→ Stored entries

# # # # # # #

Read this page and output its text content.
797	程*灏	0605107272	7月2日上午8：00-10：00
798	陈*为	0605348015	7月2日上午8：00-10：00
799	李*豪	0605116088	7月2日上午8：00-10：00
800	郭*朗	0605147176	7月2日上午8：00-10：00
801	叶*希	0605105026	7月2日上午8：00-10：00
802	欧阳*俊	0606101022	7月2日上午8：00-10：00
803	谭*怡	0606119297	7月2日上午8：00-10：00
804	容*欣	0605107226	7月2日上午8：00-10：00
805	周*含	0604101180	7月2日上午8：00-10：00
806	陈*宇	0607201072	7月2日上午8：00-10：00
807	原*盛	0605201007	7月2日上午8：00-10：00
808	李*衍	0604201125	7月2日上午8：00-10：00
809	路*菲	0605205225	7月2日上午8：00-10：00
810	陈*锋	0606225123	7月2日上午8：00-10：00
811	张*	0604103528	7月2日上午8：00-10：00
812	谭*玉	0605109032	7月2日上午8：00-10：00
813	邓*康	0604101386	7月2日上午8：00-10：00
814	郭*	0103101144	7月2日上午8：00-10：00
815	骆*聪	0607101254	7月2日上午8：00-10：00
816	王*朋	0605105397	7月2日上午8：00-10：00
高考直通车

# # # # # # #

→ Exercise requirements
Write out the full listing, keeping every line exactly as it is.

→ Solution to this problem
Read this page and output its text content.
797	程*灏	0605107272	7月2日上午8：00-10：00
798	陈*为	0605348015	7月2日上午8：00-10：00
799	李*豪	0605116088	7月2日上午8：00-10：00
800	郭*朗	0605147176	7月2日上午8：00-10：00
801	叶*希	0605105026	7月2日上午8：00-10：00
802	欧阳*俊	0606101022	7月2日上午8：00-10：00
803	谭*怡	0606119297	7月2日上午8：00-10：00
804	容*欣	0605107226	7月2日上午8：00-10：00
805	周*含	0604101180	7月2日上午8：00-10：00
806	陈*宇	0607201072	7月2日上午8：00-10：00
807	原*盛	0605201007	7月2日上午8：00-10：00
808	李*衍	0604201125	7月2日上午8：00-10：00
809	路*菲	0605205225	7月2日上午8：00-10：00
810	陈*锋	0606225123	7月2日上午8：00-10：00
811	张*	0604103528	7月2日上午8：00-10：00
812	谭*玉	0605109032	7月2日上午8：00-10：00
813	邓*康	0604101386	7月2日上午8：00-10：00
814	郭*	0103101144	7月2日上午8：00-10：00
815	骆*聪	0607101254	7月2日上午8：00-10：00
816	王*朋	0605105397	7月2日上午8：00-10：00
高考直通车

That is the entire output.